- _Exercise input_
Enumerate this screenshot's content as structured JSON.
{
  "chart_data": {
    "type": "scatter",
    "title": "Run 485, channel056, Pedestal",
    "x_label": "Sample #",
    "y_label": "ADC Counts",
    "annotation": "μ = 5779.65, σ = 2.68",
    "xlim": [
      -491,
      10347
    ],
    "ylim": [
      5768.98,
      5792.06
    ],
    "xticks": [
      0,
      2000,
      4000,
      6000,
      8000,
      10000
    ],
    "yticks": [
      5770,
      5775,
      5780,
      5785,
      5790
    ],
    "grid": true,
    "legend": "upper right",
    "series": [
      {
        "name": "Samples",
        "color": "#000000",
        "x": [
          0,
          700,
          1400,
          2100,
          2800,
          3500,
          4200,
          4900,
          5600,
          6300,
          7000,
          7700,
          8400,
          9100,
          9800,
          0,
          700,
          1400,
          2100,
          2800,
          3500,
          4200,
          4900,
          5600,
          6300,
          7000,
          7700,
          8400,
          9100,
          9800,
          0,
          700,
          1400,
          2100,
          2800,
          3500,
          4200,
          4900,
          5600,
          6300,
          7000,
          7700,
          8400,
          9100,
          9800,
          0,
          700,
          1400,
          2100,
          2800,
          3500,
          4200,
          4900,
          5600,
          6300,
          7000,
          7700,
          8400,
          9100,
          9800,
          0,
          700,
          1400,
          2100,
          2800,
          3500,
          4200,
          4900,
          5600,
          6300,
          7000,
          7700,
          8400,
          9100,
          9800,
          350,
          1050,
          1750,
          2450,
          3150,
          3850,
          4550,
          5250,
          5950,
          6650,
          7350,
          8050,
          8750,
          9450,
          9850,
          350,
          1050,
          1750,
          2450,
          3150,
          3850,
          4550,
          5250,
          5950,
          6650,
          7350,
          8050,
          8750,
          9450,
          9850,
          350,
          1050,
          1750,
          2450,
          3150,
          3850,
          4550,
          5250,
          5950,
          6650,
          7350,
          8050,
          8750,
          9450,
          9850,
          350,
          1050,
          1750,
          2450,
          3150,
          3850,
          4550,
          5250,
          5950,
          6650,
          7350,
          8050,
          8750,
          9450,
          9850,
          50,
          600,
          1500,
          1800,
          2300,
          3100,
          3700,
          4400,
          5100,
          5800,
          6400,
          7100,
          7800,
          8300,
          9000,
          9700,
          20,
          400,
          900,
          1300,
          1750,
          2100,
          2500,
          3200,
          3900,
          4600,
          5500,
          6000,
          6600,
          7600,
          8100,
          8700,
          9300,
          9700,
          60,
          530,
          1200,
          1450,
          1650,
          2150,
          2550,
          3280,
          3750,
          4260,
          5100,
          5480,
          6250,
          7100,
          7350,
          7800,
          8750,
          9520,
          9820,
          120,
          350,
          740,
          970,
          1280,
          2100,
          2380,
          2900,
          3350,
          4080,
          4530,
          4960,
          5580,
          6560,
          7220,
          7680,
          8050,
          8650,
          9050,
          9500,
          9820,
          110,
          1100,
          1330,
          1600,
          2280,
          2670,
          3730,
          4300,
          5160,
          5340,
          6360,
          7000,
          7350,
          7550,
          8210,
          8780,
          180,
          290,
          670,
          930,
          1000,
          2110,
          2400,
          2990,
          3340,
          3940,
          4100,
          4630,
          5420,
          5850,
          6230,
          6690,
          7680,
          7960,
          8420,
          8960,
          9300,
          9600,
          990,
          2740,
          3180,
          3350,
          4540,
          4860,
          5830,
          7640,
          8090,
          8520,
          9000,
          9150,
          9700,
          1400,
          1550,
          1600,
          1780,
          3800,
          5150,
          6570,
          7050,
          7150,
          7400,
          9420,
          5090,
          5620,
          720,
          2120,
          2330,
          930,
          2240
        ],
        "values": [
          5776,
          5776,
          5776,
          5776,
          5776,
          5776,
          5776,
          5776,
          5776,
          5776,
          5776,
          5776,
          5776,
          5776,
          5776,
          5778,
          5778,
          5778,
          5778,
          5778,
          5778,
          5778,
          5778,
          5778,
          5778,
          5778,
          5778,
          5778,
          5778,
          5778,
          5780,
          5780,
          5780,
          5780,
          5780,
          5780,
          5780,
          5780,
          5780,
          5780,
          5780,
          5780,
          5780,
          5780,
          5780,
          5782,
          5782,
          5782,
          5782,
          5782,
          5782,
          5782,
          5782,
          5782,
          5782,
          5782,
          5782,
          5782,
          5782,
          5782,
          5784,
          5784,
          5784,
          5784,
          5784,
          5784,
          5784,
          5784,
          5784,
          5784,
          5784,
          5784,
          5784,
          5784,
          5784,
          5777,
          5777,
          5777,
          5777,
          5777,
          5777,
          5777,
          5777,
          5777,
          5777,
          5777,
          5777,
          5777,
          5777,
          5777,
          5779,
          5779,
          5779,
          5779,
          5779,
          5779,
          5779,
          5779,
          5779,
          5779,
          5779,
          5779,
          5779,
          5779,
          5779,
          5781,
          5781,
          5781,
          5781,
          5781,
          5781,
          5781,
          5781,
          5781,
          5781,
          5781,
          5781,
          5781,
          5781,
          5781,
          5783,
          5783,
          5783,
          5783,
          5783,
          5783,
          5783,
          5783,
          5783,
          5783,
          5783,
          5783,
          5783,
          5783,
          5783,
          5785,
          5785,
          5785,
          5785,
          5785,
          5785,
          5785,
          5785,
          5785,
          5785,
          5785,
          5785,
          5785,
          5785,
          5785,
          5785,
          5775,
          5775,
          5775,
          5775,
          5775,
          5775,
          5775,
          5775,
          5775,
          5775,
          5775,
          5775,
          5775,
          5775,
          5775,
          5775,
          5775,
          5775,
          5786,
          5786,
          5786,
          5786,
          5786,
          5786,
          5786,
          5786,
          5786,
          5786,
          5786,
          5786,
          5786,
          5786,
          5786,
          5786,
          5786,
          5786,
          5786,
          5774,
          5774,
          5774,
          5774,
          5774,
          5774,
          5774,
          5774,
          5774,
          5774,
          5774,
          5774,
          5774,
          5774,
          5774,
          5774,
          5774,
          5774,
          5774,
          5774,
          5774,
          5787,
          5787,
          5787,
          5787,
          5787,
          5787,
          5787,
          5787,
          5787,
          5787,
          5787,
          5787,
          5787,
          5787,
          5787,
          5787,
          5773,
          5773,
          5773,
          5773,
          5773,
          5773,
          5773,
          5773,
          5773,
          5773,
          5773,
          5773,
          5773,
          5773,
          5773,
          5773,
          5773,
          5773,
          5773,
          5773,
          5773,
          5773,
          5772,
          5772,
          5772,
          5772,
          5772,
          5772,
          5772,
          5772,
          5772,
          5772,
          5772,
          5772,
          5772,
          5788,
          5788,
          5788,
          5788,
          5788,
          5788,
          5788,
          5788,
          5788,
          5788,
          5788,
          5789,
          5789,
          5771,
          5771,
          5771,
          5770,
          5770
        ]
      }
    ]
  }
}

- _Given problem_
Transcribe the records above exactly as they appear.

- _Written answer_
Enumerate this screenshot's content as structured JSON.
{
  "chart_data": {
    "type": "scatter",
    "title": "Run 485, channel056, Pedestal",
    "x_label": "Sample #",
    "y_label": "ADC Counts",
    "annotation": "μ = 5779.65, σ = 2.68",
    "xlim": [
      -491,
      10347
    ],
    "ylim": [
      5768.98,
      5792.06
    ],
    "xticks": [
      0,
      2000,
      4000,
      6000,
      8000,
      10000
    ],
    "yticks": [
      5770,
      5775,
      5780,
      5785,
      5790
    ],
    "grid": true,
    "legend": "upper right",
    "series": [
      {
        "name": "Samples",
        "color": "#000000",
        "x": [
          0,
          700,
          1400,
          2100,
          2800,
          3500,
          4200,
          4900,
          5600,
          6300,
          7000,
          7700,
          8400,
          9100,
          9800,
          0,
          700,
          1400,
          2100,
          2800,
          3500,
          4200,
          4900,
          5600,
          6300,
          7000,
          7700,
          8400,
          9100,
          9800,
          0,
          700,
          1400,
          2100,
          2800,
          3500,
          4200,
          4900,
          5600,
          6300,
          7000,
          7700,
          8400,
          9100,
          9800,
          0,
          700,
          1400,
          2100,
          2800,
          3500,
          4200,
          4900,
          5600,
          6300,
          7000,
          7700,
          8400,
          9100,
          9800,
          0,
          700,
          1400,
          2100,
          2800,
          3500,
          4200,
          4900,
          5600,
          6300,
          7000,
          7700,
          8400,
          9100,
          9800,
          350,
          1050,
          1750,
          2450,
          3150,
          3850,
          4550,
          5250,
          5950,
          6650,
          7350,
          8050,
          8750,
          9450,
          9850,
          350,
          1050,
          1750,
          2450,
          3150,
          3850,
          4550,
          5250,
          5950,
          6650,
          7350,
          8050,
          8750,
          9450,
          9850,
          350,
          1050,
          1750,
          2450,
          3150,
          3850,
          4550,
          5250,
          5950,
          6650,
          7350,
          8050,
          8750,
          9450,
          9850,
          350,
          1050,
          1750,
          2450,
          3150,
          3850,
          4550,
          5250,
          5950,
          6650,
          7350,
          8050,
          8750,
          9450,
          9850,
          50,
          600,
          1500,
          1800,
          2300,
          3100,
          3700,
          4400,
          5100,
          5800,
          6400,
          7100,
          7800,
          8300,
          9000,
          9700,
          20,
          400,
          900,
          1300,
          1750,
          2100,
          2500,
          3200,
          3900,
          4600,
          5500,
          6000,
          6600,
          7600,
          8100,
          8700,
          9300,
          9700,
          60,
          530,
          1200,
          1450,
          1650,
          2150,
          2550,
          3280,
          3750,
          4260,
          5100,
          5480,
          6250,
          7100,
          7350,
          7800,
          8750,
          9520,
          9820,
          120,
          350,
          740,
          970,
          1280,
          2100,
          2380,
          2900,
          3350,
          4080,
          4530,
          4960,
          5580,
          6560,
          7220,
          7680,
          8050,
          8650,
          9050,
          9500,
          9820,
          110,
          1100,
          1330,
          1600,
          2280,
          2670,
          3730,
          4300,
          5160,
          5340,
          6360,
          7000,
          7350,
          7550,
          8210,
          8780,
          180,
          290,
          670,
          930,
          1000,
          2110,
          2400,
          2990,
          3340,
          3940,
          4100,
          4630,
          5420,
          5850,
          6230,
          6690,
          7680,
          7960,
          8420,
          8960,
          9300,
          9600,
          990,
          2740,
          3180,
          3350,
          4540,
          4860,
          5830,
          7640,
          8090,
          8520,
          9000,
          9150,
          9700,
          1400,
          1550,
          1600,
          1780,
          3800,
          5150,
          6570,
          7050,
          7150,
          7400,
          9420,
          5090,
          5620,
          720,
          2120,
          2330,
          930,
          2240
        ],
        "values": [
          5776,
          5776,
          5776,
          5776,
          5776,
          5776,
          5776,
          5776,
          5776,
          5776,
          5776,
          5776,
          5776,
          5776,
          5776,
          5778,
          5778,
          5778,
          5778,
          5778,
          5778,
          5778,
          5778,
          5778,
          5778,
          5778,
          5778,
          5778,
          5778,
          5778,
          5780,
          5780,
          5780,
          5780,
          5780,
          5780,
          5780,
          5780,
          5780,
          5780,
          5780,
          5780,
          5780,
          5780,
          5780,
          5782,
          5782,
          5782,
          5782,
          5782,
          5782,
          5782,
          5782,
          5782,
          5782,
          5782,
          5782,
          5782,
          5782,
          5782,
          5784,
          5784,
          5784,
          5784,
          5784,
          5784,
          5784,
          5784,
          5784,
          5784,
          5784,
          5784,
          5784,
          5784,
          5784,
          5777,
          5777,
          5777,
          5777,
          5777,
          5777,
          5777,
          5777,
          5777,
          5777,
          5777,
          5777,
          5777,
          5777,
          5777,
          5779,
          5779,
          5779,
          5779,
          5779,
          5779,
          5779,
          5779,
          5779,
          5779,
          5779,
          5779,
          5779,
          5779,
          5779,
          5781,
          5781,
          5781,
          5781,
          5781,
          5781,
          5781,
          5781,
          5781,
          5781,
          5781,
          5781,
          5781,
          5781,
          5781,
          5783,
          5783,
          5783,
          5783,
          5783,
          5783,
          5783,
          5783,
          5783,
          5783,
          5783,
          5783,
          5783,
          5783,
          5783,
          5785,
          5785,
          5785,
          5785,
          5785,
          5785,
          5785,
          5785,
          5785,
          5785,
          5785,
          5785,
          5785,
          5785,
          5785,
          5785,
          5775,
          5775,
          5775,
          5775,
          5775,
          5775,
          5775,
          5775,
          5775,
          5775,
          5775,
          5775,
          5775,
          5775,
          5775,
          5775,
          5775,
          5775,
          5786,
          5786,
          5786,
          5786,
          5786,
          5786,
          5786,
          5786,
          5786,
          5786,
          5786,
          5786,
          5786,
          5786,
          5786,
          5786,
          5786,
          5786,
          5786,
          5774,
          5774,
          5774,
          5774,
          5774,
          5774,
          5774,
          5774,
          5774,
          5774,
          5774,
          5774,
          5774,
          5774,
          5774,
          5774,
          5774,
          5774,
          5774,
          5774,
          5774,
          5787,
          5787,
          5787,
          5787,
          5787,
          5787,
          5787,
          5787,
          5787,
          5787,
          5787,
          5787,
          5787,
          5787,
          5787,
          5787,
          5773,
          5773,
          5773,
          5773,
          5773,
          5773,
          5773,
          5773,
          5773,
          5773,
          5773,
          5773,
          5773,
          5773,
          5773,
          5773,
          5773,
          5773,
          5773,
          5773,
          5773,
          5773,
          5772,
          5772,
          5772,
          5772,
          5772,
          5772,
          5772,
          5772,
          5772,
          5772,
          5772,
          5772,
          5772,
          5788,
          5788,
          5788,
          5788,
          5788,
          5788,
          5788,
          5788,
          5788,
          5788,
          5788,
          5789,
          5789,
          5771,
          5771,
          5771,
          5770,
          5770
        ]
      }
    ]
  }
}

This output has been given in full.